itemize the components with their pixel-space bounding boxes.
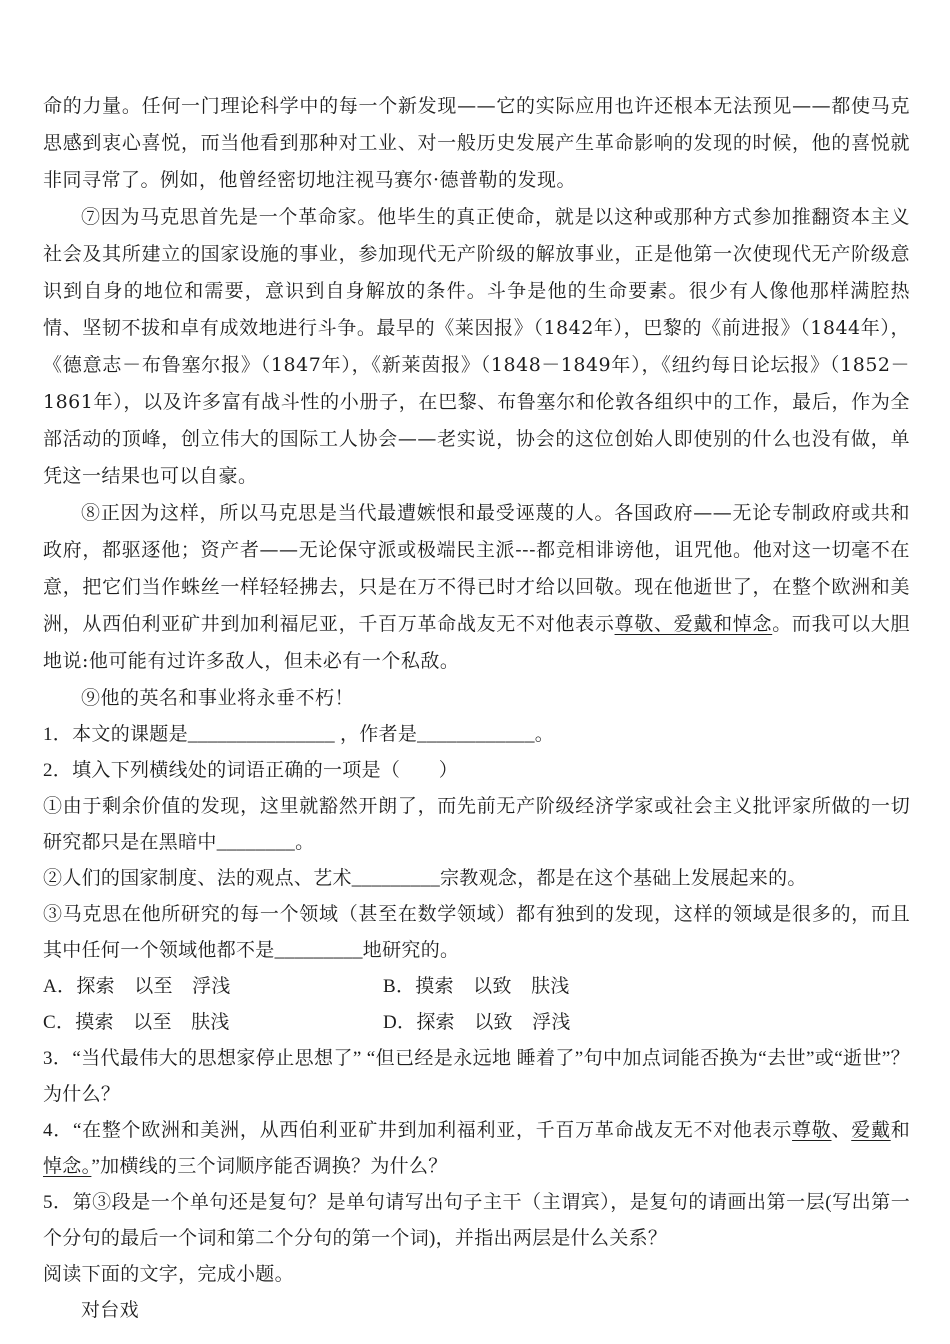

--

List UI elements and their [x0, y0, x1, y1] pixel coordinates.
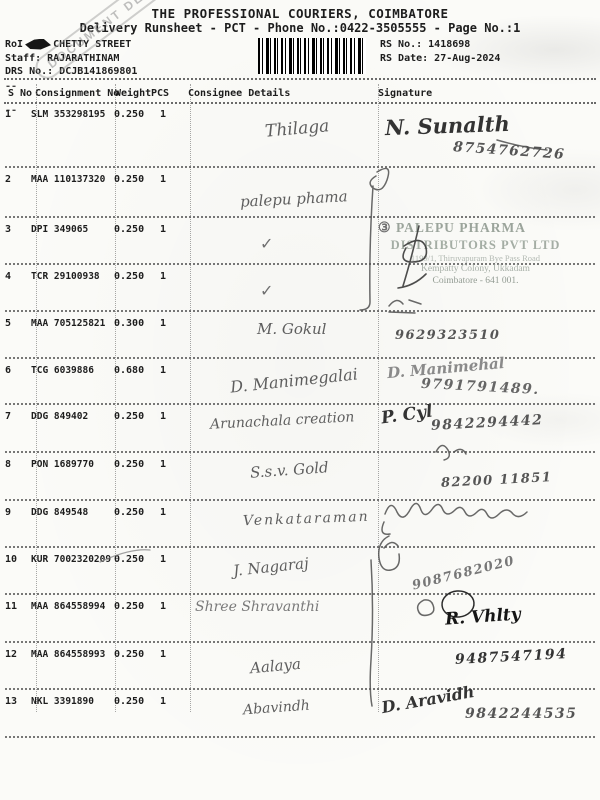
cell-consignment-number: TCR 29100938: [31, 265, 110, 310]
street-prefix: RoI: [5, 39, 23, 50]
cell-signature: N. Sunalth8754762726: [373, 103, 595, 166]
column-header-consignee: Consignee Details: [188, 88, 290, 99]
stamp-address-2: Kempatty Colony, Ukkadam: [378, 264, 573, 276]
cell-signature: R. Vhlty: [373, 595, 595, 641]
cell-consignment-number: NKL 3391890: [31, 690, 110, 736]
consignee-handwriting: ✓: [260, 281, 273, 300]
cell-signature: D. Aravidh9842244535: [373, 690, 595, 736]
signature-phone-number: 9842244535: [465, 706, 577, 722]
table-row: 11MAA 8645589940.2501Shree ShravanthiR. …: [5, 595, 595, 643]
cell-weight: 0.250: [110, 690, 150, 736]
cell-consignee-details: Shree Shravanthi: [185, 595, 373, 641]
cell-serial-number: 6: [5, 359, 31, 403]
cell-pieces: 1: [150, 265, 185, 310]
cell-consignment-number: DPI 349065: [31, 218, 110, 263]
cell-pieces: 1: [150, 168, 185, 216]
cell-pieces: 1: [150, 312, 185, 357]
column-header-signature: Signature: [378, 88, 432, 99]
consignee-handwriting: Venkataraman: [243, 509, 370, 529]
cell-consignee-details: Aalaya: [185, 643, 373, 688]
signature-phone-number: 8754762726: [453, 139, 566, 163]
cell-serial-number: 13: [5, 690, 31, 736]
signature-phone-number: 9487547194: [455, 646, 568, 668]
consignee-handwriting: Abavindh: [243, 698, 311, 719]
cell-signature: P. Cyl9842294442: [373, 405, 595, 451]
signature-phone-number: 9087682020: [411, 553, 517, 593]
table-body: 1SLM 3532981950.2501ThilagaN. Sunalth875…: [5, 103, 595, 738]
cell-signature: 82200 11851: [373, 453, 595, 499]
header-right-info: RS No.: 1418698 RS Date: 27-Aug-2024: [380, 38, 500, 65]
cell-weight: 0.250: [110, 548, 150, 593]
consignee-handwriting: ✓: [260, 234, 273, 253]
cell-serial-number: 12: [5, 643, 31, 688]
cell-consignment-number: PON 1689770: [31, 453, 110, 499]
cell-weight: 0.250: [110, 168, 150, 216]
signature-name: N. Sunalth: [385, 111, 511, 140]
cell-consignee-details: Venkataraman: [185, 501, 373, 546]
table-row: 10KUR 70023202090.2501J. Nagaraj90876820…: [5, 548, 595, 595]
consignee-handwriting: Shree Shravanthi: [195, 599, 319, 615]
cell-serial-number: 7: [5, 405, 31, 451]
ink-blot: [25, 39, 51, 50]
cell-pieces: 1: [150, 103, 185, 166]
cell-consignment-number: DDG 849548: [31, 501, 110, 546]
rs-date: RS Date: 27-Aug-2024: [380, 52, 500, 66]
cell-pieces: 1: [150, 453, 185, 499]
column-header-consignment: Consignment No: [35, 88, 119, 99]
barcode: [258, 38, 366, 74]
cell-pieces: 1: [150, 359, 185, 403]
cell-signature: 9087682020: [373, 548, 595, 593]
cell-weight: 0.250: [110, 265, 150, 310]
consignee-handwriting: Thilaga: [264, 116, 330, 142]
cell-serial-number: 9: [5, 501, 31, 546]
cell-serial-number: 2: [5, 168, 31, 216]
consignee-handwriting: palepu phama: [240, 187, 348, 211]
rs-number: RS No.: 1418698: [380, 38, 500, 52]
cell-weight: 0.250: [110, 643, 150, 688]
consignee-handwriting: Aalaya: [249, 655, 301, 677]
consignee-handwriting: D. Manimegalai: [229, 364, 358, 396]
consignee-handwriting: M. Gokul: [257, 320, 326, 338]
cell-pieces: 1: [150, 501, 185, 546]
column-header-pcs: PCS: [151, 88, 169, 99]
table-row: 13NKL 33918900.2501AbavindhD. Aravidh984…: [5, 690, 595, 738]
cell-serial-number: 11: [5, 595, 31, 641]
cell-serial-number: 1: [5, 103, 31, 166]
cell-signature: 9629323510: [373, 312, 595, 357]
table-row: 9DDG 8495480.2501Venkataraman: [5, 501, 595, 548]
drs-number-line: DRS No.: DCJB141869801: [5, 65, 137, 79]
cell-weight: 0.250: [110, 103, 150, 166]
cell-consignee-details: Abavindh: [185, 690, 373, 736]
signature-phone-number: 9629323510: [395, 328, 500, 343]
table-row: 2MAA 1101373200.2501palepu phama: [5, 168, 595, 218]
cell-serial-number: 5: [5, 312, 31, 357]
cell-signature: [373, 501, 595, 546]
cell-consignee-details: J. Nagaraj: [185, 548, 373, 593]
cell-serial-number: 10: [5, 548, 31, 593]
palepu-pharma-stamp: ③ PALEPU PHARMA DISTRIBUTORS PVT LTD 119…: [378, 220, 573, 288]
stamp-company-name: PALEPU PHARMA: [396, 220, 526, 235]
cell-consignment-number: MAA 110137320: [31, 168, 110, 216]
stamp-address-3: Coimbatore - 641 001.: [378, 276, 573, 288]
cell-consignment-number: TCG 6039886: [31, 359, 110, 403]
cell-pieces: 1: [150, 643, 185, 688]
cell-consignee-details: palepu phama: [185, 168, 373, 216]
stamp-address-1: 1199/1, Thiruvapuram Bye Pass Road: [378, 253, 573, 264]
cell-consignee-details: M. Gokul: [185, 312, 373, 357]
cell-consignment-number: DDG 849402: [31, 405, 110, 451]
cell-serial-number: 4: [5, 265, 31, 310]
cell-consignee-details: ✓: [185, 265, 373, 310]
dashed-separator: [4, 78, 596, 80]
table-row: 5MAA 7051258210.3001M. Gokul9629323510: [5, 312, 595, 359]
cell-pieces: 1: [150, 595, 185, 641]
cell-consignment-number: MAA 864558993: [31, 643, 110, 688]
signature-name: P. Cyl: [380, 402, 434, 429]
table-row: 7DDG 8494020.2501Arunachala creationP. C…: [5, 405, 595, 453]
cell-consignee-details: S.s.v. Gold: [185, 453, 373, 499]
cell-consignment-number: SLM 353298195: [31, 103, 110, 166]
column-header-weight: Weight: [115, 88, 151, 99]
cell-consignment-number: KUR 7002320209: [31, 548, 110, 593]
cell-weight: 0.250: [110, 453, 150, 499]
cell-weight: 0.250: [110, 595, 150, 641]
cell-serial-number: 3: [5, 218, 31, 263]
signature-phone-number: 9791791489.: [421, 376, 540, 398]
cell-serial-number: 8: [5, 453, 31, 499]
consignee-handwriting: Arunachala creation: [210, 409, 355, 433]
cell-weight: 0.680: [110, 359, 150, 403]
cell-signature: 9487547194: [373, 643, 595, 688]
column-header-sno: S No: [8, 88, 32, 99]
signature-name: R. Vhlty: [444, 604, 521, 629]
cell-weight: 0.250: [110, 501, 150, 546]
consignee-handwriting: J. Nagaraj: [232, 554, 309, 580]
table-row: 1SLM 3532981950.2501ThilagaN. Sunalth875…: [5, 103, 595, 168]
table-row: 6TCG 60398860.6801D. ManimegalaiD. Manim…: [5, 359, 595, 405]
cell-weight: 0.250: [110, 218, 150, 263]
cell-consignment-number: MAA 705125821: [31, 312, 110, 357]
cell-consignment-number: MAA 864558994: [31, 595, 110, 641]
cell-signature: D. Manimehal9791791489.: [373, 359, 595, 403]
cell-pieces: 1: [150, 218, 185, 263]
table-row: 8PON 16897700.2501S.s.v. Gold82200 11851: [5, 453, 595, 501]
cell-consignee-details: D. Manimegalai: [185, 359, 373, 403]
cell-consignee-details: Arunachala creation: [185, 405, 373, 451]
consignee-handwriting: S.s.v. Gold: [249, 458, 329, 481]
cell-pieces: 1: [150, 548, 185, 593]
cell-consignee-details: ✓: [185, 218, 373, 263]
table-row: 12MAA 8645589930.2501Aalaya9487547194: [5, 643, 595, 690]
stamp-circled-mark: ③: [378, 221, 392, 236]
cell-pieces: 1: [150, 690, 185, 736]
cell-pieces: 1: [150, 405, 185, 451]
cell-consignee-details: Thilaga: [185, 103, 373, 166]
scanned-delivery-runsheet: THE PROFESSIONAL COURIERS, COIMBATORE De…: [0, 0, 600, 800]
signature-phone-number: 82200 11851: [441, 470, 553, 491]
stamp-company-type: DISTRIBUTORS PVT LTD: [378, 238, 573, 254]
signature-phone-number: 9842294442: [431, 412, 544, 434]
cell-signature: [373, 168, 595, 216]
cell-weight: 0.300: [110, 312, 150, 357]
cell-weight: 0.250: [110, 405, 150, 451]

* **Given problem**
Reproduce word for word every line from the line with "List UI elements" to the line with "signature-phone-number: 9842244535: [465, 706, 577, 722]", including both of those lines. Leave the picture out.

* **Answer**
List UI elements and their [x0, y0, x1, y1] pixel coordinates.
cell-consignment-number: TCR 29100938: [31, 265, 110, 310]
street-prefix: RoI: [5, 39, 23, 50]
cell-signature: N. Sunalth8754762726: [373, 103, 595, 166]
column-header-consignee: Consignee Details: [188, 88, 290, 99]
stamp-address-2: Kempatty Colony, Ukkadam: [378, 264, 573, 276]
cell-signature: R. Vhlty: [373, 595, 595, 641]
cell-consignment-number: NKL 3391890: [31, 690, 110, 736]
consignee-handwriting: ✓: [260, 281, 273, 300]
cell-signature: D. Aravidh9842244535: [373, 690, 595, 736]
signature-phone-number: 9842244535: [465, 706, 577, 722]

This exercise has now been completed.